== EXERCISE TASK ==
Count the lines in the entries below that include the word "беременности". Give nothing but the number.

== SUPPLIED MATERIAL ==
****
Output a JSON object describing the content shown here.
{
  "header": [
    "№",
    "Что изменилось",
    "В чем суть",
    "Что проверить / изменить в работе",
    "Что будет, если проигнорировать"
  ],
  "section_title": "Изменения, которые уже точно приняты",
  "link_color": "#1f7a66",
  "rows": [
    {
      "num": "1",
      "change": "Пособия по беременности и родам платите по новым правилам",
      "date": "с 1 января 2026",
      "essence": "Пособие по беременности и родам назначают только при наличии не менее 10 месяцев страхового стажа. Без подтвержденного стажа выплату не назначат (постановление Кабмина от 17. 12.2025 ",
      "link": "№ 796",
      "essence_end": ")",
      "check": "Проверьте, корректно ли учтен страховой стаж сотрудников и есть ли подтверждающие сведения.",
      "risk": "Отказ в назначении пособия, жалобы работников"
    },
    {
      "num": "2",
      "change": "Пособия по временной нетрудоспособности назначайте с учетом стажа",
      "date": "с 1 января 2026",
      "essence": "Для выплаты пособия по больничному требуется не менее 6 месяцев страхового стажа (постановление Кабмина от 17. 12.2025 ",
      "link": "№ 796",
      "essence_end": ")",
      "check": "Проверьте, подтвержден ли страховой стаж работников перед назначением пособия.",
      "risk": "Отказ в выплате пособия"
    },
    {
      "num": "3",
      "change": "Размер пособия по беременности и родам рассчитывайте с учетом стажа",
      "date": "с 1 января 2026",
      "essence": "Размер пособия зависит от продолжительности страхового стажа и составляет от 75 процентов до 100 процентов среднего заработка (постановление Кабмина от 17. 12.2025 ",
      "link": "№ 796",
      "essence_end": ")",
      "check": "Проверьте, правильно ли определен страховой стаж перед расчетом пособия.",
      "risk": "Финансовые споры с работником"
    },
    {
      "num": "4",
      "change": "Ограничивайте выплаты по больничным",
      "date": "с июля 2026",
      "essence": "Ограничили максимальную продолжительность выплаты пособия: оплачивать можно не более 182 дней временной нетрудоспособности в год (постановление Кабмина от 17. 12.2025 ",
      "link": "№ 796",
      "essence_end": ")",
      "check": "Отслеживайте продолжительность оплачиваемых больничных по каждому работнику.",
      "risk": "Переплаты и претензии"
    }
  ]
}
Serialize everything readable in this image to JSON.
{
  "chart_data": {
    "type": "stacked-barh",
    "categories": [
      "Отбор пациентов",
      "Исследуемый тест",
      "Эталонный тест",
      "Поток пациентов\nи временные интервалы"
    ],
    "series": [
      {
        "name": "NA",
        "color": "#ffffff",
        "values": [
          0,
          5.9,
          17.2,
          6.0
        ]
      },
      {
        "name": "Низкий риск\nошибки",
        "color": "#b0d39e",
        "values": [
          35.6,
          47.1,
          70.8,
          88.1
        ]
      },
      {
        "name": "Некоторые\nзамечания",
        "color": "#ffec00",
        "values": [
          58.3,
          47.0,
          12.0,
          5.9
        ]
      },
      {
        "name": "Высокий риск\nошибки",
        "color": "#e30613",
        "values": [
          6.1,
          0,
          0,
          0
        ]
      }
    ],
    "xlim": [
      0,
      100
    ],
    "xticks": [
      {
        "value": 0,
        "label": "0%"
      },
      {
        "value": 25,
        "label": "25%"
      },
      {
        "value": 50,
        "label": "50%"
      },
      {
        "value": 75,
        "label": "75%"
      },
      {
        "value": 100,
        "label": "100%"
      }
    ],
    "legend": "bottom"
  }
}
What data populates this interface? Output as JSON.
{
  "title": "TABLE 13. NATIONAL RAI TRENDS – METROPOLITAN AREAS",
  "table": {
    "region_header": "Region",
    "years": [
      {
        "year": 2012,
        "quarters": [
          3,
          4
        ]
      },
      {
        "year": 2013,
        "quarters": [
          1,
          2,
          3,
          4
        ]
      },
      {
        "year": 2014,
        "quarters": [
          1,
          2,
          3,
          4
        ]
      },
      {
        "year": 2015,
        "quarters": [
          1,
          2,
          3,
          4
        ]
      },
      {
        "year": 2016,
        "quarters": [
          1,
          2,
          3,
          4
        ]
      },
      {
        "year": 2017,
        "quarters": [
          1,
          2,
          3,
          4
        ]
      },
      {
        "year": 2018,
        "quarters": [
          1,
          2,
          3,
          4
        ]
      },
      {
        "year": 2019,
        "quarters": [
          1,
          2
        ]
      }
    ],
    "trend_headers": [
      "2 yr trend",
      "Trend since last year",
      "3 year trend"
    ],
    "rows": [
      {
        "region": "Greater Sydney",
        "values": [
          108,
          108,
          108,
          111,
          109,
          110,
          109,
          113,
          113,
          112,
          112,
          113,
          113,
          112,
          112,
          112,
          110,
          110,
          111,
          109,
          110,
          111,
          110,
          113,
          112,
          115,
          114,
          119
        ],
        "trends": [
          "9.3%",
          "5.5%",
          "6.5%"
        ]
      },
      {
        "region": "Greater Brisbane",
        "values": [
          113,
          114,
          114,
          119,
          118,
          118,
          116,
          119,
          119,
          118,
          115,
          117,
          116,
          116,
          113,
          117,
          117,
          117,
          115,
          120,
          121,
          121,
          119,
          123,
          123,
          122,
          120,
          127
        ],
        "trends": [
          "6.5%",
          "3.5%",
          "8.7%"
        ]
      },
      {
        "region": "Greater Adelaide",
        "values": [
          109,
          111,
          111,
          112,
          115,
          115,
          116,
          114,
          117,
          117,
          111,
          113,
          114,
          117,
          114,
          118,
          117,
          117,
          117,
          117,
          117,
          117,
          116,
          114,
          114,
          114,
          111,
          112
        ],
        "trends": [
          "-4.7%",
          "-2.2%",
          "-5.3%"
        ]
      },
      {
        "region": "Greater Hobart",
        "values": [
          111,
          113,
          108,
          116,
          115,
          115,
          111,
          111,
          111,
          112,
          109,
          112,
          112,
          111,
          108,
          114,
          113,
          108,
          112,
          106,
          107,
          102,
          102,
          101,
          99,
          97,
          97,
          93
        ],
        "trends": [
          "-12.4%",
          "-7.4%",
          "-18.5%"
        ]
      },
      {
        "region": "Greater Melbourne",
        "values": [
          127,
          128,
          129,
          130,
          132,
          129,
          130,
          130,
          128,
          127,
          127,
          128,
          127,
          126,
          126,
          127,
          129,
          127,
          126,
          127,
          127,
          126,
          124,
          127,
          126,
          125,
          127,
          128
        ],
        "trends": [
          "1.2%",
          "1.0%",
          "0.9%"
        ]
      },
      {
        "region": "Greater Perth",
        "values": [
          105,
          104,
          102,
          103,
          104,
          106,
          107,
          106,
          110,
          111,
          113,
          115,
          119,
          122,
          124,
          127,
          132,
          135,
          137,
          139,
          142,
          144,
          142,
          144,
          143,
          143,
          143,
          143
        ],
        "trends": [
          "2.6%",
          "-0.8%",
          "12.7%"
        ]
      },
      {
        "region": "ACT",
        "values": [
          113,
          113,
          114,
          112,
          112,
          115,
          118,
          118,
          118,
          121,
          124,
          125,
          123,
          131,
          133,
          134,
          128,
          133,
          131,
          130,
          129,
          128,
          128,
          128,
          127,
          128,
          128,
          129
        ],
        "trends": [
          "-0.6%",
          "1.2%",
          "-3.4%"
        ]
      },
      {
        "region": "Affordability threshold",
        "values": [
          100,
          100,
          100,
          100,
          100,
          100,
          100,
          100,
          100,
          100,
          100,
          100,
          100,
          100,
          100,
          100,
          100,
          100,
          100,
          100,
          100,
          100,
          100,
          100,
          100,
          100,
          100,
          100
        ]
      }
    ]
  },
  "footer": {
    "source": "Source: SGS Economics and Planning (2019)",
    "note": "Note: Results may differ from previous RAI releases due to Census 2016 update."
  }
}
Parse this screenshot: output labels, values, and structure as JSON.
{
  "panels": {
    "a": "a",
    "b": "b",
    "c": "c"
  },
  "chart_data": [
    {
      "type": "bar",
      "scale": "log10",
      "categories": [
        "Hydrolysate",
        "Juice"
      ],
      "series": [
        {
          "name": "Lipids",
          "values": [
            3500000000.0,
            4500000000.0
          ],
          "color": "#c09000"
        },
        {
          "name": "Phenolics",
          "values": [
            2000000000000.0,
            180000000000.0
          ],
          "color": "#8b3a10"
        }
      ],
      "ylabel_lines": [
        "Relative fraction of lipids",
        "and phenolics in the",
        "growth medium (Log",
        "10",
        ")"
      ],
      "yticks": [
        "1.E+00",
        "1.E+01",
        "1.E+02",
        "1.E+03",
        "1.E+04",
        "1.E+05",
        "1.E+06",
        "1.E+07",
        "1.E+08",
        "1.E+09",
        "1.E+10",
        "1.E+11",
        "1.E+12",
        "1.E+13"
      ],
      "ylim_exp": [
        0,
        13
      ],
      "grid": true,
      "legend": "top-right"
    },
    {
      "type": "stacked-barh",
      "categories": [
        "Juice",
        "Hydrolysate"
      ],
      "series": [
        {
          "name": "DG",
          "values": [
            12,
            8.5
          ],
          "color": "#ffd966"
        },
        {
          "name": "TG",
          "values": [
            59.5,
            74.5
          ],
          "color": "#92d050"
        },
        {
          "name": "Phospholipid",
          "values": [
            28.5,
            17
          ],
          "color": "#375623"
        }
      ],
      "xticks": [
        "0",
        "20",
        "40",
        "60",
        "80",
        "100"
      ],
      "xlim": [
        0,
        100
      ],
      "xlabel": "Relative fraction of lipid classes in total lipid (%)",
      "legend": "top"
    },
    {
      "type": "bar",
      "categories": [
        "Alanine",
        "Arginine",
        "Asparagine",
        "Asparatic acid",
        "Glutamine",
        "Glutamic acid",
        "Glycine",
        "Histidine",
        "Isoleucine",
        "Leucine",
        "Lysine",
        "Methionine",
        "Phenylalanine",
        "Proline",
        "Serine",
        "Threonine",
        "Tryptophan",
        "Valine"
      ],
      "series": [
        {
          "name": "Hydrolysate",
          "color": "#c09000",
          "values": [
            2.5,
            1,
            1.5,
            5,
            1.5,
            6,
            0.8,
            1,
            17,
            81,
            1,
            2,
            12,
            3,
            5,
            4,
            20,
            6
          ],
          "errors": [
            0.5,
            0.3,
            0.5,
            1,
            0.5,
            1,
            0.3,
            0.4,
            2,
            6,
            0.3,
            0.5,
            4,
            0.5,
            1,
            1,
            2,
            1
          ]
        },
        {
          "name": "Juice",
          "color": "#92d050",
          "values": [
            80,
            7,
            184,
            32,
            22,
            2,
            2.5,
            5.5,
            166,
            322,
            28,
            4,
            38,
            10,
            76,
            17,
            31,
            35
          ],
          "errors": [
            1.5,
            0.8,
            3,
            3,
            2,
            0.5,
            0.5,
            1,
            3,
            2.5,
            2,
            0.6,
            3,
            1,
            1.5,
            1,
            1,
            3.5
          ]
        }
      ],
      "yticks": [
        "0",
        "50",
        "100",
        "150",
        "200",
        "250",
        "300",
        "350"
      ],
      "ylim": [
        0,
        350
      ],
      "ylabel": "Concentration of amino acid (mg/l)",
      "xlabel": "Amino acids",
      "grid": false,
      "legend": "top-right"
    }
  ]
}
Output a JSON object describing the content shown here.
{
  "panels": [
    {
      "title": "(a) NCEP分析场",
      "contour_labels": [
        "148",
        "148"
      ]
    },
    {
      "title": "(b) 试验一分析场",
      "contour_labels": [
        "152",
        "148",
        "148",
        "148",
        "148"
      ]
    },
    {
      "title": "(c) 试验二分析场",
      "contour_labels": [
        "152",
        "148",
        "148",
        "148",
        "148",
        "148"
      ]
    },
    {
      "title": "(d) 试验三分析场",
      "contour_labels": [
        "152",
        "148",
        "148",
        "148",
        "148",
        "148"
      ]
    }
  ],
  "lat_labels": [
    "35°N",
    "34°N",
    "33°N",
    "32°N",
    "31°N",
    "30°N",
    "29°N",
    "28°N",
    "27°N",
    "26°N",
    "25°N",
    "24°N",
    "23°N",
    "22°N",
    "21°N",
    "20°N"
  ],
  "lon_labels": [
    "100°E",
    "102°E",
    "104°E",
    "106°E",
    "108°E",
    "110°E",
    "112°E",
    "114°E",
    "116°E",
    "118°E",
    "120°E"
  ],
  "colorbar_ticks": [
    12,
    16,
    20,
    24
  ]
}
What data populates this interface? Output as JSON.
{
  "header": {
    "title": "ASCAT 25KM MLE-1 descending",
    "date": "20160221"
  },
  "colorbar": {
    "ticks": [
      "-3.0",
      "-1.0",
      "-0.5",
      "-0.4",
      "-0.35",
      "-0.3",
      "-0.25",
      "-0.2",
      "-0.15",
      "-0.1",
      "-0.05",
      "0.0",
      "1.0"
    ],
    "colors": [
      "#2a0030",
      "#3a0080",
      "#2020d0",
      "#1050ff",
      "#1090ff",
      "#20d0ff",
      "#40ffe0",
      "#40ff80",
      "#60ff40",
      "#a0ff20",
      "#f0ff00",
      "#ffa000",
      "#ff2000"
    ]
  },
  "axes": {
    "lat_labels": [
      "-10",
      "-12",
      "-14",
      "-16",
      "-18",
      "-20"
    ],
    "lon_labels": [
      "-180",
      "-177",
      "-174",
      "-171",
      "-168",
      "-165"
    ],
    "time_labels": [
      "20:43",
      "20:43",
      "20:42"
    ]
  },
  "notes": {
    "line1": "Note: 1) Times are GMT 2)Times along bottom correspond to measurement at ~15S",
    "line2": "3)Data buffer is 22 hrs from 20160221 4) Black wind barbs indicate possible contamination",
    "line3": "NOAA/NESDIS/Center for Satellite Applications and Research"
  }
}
****
== TASK OUTPUT ==
3